◆ Records:
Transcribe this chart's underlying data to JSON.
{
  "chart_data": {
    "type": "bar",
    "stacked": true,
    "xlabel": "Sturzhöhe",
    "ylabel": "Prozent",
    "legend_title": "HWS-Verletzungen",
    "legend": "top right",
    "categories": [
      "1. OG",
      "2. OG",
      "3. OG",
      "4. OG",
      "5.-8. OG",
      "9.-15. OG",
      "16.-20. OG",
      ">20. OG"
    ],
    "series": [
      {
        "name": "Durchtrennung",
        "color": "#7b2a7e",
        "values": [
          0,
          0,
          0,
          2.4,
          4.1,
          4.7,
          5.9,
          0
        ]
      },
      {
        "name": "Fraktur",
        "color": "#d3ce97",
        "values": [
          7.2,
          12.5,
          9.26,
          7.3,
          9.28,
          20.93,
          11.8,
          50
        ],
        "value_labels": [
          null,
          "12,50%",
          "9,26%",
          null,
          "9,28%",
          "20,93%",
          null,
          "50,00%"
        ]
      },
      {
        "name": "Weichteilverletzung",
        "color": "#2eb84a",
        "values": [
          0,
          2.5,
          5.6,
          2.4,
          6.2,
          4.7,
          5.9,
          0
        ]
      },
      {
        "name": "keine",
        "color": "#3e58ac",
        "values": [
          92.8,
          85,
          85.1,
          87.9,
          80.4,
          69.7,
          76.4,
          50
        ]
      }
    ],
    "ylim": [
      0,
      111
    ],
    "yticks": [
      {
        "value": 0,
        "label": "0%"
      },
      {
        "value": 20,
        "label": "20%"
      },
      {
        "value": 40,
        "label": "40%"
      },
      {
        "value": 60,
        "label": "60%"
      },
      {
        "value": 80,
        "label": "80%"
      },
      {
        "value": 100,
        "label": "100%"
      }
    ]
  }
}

◆ What you have to do: All of the lines above must be returned exactly.

◆ Reply:
Transcribe this chart's underlying data to JSON.
{
  "chart_data": {
    "type": "bar",
    "stacked": true,
    "xlabel": "Sturzhöhe",
    "ylabel": "Prozent",
    "legend_title": "HWS-Verletzungen",
    "legend": "top right",
    "categories": [
      "1. OG",
      "2. OG",
      "3. OG",
      "4. OG",
      "5.-8. OG",
      "9.-15. OG",
      "16.-20. OG",
      ">20. OG"
    ],
    "series": [
      {
        "name": "Durchtrennung",
        "color": "#7b2a7e",
        "values": [
          0,
          0,
          0,
          2.4,
          4.1,
          4.7,
          5.9,
          0
        ]
      },
      {
        "name": "Fraktur",
        "color": "#d3ce97",
        "values": [
          7.2,
          12.5,
          9.26,
          7.3,
          9.28,
          20.93,
          11.8,
          50
        ],
        "value_labels": [
          null,
          "12,50%",
          "9,26%",
          null,
          "9,28%",
          "20,93%",
          null,
          "50,00%"
        ]
      },
      {
        "name": "Weichteilverletzung",
        "color": "#2eb84a",
        "values": [
          0,
          2.5,
          5.6,
          2.4,
          6.2,
          4.7,
          5.9,
          0
        ]
      },
      {
        "name": "keine",
        "color": "#3e58ac",
        "values": [
          92.8,
          85,
          85.1,
          87.9,
          80.4,
          69.7,
          76.4,
          50
        ]
      }
    ],
    "ylim": [
      0,
      111
    ],
    "yticks": [
      {
        "value": 0,
        "label": "0%"
      },
      {
        "value": 20,
        "label": "20%"
      },
      {
        "value": 40,
        "label": "40%"
      },
      {
        "value": 60,
        "label": "60%"
      },
      {
        "value": 80,
        "label": "80%"
      },
      {
        "value": 100,
        "label": "100%"
      }
    ]
  }
}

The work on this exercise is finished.